┌──

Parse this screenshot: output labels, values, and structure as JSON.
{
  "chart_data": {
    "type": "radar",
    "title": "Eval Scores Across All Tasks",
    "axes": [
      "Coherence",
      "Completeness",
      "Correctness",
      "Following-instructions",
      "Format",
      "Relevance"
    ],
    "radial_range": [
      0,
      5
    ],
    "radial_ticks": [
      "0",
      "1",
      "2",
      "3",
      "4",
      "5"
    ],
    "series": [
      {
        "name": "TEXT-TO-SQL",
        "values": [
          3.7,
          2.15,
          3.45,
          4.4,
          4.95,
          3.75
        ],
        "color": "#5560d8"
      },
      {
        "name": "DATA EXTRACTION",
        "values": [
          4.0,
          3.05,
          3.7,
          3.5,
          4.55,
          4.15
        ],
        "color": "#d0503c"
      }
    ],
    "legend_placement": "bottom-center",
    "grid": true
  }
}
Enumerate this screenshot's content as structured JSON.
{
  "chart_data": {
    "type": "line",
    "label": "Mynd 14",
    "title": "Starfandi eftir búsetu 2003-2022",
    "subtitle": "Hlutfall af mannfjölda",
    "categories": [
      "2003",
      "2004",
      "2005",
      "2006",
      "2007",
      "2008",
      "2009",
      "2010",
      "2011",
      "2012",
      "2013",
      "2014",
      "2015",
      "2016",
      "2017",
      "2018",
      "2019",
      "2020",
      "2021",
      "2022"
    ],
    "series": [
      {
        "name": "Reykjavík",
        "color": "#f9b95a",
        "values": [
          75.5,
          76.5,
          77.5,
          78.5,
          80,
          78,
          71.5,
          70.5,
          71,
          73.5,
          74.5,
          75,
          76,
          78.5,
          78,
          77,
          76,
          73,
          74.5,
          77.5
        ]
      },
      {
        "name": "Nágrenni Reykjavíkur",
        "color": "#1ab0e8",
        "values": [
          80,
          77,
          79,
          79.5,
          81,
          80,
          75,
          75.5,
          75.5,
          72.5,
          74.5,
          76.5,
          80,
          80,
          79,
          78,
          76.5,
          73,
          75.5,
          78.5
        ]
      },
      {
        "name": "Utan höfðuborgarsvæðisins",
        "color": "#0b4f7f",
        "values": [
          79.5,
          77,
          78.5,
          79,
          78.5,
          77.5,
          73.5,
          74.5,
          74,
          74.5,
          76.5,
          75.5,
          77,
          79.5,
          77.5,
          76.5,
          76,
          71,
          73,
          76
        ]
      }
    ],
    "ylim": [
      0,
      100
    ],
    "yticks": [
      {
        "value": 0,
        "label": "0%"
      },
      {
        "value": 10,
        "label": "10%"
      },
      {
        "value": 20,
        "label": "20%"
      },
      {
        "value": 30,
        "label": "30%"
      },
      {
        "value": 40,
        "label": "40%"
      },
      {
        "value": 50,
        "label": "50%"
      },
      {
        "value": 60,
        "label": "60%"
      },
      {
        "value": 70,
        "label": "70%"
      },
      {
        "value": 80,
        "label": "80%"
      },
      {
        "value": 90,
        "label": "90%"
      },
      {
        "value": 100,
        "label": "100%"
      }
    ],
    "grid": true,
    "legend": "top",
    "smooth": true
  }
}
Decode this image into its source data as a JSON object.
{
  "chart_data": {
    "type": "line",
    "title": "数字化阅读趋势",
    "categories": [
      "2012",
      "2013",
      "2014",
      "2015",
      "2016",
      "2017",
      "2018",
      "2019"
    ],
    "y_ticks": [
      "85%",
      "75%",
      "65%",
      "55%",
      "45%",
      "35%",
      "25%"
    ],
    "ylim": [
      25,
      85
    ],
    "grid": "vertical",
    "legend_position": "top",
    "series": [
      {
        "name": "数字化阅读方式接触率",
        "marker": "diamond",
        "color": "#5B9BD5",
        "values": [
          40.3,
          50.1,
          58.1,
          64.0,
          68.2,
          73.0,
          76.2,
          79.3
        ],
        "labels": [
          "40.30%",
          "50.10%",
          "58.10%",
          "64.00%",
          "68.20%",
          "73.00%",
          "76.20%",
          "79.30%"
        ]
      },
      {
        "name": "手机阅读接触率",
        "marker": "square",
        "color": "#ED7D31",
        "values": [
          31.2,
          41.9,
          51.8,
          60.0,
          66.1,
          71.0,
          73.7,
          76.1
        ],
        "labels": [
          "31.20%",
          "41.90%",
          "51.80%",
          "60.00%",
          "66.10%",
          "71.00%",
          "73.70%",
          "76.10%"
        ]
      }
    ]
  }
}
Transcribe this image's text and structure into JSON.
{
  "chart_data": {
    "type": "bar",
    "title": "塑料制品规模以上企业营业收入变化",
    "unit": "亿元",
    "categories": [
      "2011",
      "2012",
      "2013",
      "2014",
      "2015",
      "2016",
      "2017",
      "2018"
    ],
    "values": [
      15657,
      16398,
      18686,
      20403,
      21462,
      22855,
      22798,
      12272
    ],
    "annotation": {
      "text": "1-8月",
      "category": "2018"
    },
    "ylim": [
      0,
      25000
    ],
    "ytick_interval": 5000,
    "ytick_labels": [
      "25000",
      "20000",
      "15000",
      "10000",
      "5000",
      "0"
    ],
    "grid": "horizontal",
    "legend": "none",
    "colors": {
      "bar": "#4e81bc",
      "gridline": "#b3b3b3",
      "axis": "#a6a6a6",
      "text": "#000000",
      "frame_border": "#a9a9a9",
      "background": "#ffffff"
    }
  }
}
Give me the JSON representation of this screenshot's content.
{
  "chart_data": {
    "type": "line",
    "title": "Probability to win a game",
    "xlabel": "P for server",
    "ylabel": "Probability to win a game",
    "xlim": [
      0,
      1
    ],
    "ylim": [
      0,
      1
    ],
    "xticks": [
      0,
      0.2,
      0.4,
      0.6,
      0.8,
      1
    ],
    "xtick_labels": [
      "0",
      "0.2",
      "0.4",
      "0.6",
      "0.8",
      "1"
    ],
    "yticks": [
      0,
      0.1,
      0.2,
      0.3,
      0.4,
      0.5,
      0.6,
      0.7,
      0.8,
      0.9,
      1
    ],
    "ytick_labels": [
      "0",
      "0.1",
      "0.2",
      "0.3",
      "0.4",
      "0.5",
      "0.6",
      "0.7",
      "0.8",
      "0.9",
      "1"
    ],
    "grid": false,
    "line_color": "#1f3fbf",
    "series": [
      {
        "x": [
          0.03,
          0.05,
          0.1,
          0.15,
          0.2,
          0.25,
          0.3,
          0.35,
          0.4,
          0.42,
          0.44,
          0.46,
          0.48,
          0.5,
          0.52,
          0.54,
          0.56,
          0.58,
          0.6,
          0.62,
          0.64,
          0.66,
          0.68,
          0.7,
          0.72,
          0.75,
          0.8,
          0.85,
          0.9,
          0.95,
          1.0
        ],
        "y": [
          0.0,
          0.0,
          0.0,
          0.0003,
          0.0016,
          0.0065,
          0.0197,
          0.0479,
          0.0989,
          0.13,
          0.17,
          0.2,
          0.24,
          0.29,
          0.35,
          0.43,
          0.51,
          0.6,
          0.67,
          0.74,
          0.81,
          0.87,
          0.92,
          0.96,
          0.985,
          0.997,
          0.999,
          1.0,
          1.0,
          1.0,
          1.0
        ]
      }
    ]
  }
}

└──

• _Written instruction_: Count how many lines contain "image" and give only that count.

• _Task result_: 2